In the material below, find all lines with the string "each" and copy them.

====== Records for the task ======

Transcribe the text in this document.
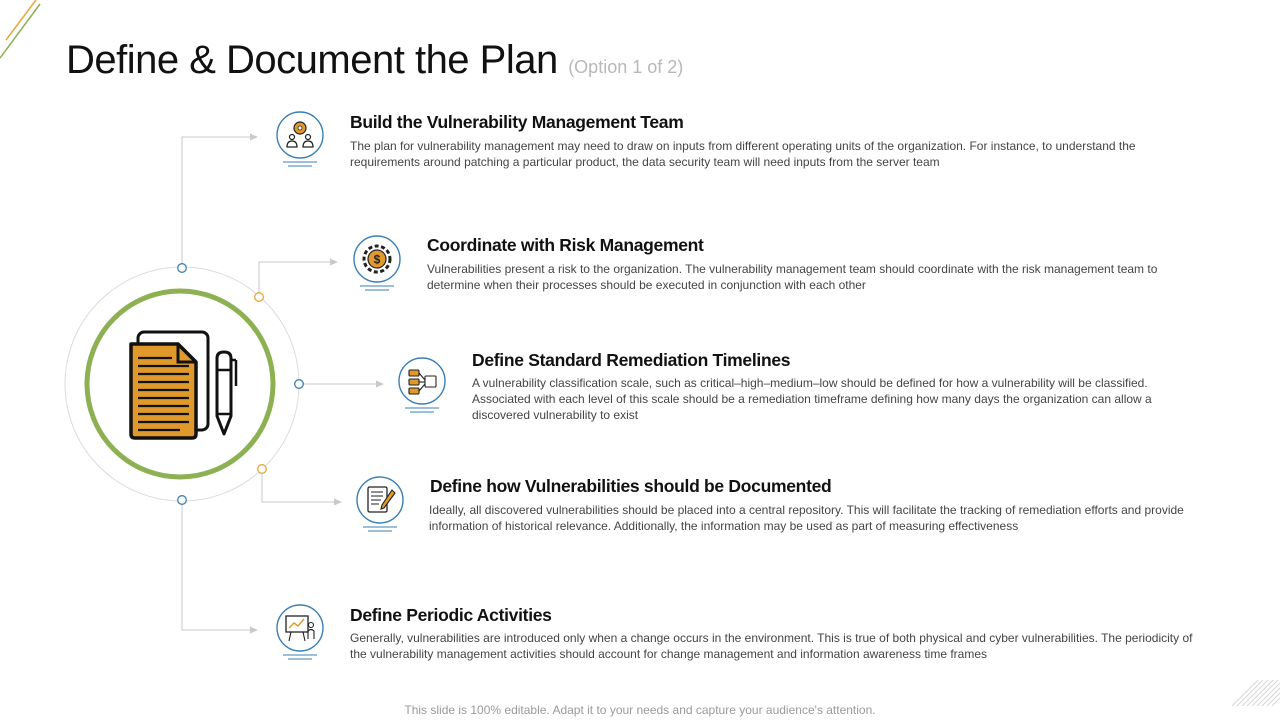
Define & Document the Plan (Option 1 of 2)
Build the Vulnerability Management Team
The plan for vulnerability management may need to draw on inputs from different operating units of the organization. For instance, to understand the requirements around patching a particular product, the data security team will need inputs from the server team
$
Coordinate with Risk Management
Vulnerabilities present a risk to the organization. The vulnerability management team should coordinate with the risk management team to determine when their processes should be executed in conjunction with each other
Define Standard Remediation Timelines
A vulnerability classification scale, such as critical–high–medium–low should be defined for how a vulnerability will be classified. Associated with each level of this scale should be a remediation timeframe defining how many days the organization can allow a discovered vulnerability to exist
Define how Vulnerabilities should be Documented
Ideally, all discovered vulnerabilities should be placed into a central repository. This will facilitate the tracking of remediation efforts and provide information of historical relevance. Additionally, the information may be used as part of measuring effectiveness
Define Periodic Activities
Generally, vulnerabilities are introduced only when a change occurs in the environment. This is true of both physical and cyber vulnerabilities. The periodicity of the vulnerability management activities should account for change management and information awareness time frames
This slide is 100% editable. Adapt it to your needs and capture your audience's attention.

======

**Exercise solution**
Vulnerabilities present a risk to the organization. The vulnerability management team should coordinate with the risk management team to determine when their processes should be executed in conjunction with each other
A vulnerability classification scale, such as critical–high–medium–low should be defined for how a vulnerability will be classified. Associated with each level of this scale should be a remediation timeframe defining how many days the organization can allow a discovered vulnerability to exist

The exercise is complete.